* [Stated exercise A] In the letter about the Madison County Sheriff's Office, who shows up when a tree is down on Route 662 at midnight?
* [Stated exercise B] Return the stretch of the letter about the Madison County Sheriff's Office from "When the U.S." through "and a cone.".
───── Document extract ─────
To wit, there seems to be some ignorant, maybe arrogant or otherwise, animosity against the Madison County Sheriff’s Office or Sheriff Weaver himself; the latest being a move to cut or diminish funding. Well folks, when “our deputies,” and like it or not they’re our own, move to another job, consider the following because the sheriff is responsible for more than “pushing prisoners” and serving court orders.
When the U.S. 29-Route 230 traffic light is out due to a power failure and its pouring down rain, do you expect to see (and this is nothing against Eddie) Eddie
Dean out there directing traffic? No. It’ll be a deputy in a raincoat.
When there’s a tree down on Route 662 at midnight who do you call, Dr. Jimmy Smith, D.D.S.? No, it’ll be a deputy in a patrol car who shows up with a flare and a cone.
If there’s three (locally reared) bullies throwing rocks at your kid in Etlan, guess who’ll be the first to show up to run the bullies off? If there’s three black cows out on Blue Ridge Turnpike at 11 p.m., who’ll get there first? It sure won’t be the mayor of Madison.
If there is a “borderline citizen,” and this is going to happen sooner than later, robbing the 7-Eleven because he can’t afford gasoline anymore, who’ll be there to lay his life on the line? You got it, a sheriff’s deputy!
───── Data records ─────
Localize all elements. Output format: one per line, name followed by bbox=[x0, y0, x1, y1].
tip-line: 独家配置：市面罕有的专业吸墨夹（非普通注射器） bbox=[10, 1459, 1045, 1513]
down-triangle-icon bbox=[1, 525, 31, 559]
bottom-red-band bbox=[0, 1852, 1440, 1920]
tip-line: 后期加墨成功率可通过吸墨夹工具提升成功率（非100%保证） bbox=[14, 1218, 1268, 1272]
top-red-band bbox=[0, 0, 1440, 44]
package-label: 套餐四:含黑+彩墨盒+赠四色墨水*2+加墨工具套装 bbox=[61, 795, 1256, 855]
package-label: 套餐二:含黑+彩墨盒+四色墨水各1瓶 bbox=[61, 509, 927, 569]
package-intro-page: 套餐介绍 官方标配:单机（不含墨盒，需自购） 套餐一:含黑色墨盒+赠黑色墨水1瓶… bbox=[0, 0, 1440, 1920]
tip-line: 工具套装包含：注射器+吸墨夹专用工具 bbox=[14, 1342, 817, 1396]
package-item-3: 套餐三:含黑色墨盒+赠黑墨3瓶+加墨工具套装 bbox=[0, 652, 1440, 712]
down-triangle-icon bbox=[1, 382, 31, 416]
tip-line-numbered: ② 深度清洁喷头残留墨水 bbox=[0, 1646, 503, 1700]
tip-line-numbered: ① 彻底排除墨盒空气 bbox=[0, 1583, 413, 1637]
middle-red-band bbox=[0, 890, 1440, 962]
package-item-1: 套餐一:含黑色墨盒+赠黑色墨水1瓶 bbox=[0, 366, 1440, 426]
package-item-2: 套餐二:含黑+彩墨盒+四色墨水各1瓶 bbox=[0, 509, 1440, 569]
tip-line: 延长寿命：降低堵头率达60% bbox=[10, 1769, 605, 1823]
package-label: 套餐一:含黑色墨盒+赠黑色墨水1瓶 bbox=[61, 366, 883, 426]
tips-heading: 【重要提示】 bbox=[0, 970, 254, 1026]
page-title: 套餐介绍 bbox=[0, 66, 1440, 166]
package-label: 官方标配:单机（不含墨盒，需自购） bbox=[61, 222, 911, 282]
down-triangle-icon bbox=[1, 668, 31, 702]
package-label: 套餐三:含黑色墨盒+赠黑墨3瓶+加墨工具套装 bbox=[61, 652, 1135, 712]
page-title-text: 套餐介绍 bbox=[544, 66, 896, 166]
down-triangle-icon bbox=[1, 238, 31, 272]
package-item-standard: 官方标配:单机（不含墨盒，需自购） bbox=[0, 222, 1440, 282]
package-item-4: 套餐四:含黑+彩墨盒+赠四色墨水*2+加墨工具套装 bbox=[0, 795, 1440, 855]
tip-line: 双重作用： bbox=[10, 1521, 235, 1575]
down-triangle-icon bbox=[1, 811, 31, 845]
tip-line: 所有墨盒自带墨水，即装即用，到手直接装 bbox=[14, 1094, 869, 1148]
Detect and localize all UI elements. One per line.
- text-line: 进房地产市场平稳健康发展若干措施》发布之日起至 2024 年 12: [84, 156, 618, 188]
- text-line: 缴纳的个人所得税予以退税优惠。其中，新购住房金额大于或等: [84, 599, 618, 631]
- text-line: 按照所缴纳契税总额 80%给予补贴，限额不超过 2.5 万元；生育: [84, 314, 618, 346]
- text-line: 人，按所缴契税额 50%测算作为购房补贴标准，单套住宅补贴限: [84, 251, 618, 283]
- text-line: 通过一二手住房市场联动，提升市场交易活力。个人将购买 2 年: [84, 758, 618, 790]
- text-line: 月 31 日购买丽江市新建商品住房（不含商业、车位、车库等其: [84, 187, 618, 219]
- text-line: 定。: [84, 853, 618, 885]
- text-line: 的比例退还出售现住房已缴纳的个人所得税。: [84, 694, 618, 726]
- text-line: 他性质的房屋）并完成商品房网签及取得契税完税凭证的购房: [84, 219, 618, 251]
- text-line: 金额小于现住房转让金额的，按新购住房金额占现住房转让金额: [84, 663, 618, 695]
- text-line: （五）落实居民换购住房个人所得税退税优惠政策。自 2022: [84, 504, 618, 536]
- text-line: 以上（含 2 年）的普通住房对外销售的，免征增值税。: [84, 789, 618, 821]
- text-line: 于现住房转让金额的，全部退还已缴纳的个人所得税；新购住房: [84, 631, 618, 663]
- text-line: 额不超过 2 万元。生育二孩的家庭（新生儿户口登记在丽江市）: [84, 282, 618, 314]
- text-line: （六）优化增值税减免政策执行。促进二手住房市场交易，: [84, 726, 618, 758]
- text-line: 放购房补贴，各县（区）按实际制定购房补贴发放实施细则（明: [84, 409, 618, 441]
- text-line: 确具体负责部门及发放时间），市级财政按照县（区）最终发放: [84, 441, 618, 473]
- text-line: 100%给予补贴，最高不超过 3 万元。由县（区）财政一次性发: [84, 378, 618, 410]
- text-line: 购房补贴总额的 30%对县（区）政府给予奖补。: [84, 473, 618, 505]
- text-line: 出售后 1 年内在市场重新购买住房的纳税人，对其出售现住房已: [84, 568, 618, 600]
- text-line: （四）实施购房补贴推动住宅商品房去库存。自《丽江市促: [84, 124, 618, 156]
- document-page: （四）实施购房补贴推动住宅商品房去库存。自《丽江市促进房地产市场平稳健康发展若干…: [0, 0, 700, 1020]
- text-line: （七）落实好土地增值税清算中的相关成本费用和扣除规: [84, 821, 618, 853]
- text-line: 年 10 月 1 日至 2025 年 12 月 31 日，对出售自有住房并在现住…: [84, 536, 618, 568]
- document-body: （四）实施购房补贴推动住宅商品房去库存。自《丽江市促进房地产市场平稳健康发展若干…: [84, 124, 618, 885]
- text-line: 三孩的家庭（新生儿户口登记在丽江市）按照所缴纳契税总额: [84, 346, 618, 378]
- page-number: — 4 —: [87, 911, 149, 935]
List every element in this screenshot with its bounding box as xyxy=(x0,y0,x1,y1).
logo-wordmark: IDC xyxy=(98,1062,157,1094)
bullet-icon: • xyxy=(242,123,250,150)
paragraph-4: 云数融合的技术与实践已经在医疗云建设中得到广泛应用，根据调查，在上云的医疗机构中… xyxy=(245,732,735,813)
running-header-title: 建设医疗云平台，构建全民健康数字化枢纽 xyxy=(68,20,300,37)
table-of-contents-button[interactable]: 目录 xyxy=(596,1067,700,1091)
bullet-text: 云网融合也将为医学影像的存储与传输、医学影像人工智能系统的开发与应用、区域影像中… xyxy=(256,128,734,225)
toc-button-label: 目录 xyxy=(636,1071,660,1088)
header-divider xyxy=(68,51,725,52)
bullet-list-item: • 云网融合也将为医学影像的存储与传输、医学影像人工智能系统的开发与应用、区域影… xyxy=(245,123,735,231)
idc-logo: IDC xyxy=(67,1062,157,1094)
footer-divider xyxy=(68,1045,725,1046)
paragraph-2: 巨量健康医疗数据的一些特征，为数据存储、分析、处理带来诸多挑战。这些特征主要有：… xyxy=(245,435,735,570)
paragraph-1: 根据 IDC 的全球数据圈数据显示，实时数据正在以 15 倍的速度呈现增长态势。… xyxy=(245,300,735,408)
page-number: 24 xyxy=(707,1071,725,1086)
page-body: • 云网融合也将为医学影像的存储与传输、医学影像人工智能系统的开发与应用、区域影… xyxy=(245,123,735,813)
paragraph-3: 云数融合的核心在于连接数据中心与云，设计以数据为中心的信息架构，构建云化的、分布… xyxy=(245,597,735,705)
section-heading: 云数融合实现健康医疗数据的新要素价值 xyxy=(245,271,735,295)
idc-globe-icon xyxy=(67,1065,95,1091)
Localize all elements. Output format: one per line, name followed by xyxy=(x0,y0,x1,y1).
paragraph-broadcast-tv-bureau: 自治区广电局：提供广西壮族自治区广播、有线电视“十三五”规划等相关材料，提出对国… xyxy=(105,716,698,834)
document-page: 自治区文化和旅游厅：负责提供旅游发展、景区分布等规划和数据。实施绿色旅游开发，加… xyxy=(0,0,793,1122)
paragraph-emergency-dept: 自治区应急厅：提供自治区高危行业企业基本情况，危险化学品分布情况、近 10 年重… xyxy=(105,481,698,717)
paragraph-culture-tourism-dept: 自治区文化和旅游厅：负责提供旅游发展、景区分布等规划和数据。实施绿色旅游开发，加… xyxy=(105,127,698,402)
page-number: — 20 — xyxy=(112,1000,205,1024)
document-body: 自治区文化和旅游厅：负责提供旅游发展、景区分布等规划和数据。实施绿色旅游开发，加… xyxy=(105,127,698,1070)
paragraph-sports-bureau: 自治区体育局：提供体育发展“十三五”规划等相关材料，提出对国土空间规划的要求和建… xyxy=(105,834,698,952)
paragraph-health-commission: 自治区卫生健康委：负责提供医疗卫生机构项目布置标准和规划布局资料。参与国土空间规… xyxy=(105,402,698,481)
─────
* [Full solution A] A deputy in a patrol car shows up with a flare and a cone.

* [Full solution B]
When the U.S. 29-Route 230 traffic light is out due to a power failure and its pouring down rain, do you expect to see (and this is nothing against Eddie) Eddie
Dean out there directing traffic? No. It’ll be a deputy in a raincoat.
When there’s a tree down on Route 662 at midnight who do you call, Dr. Jimmy Smith, D.D.S.? No, it’ll be a deputy in a patrol car who shows up with a flare and a cone.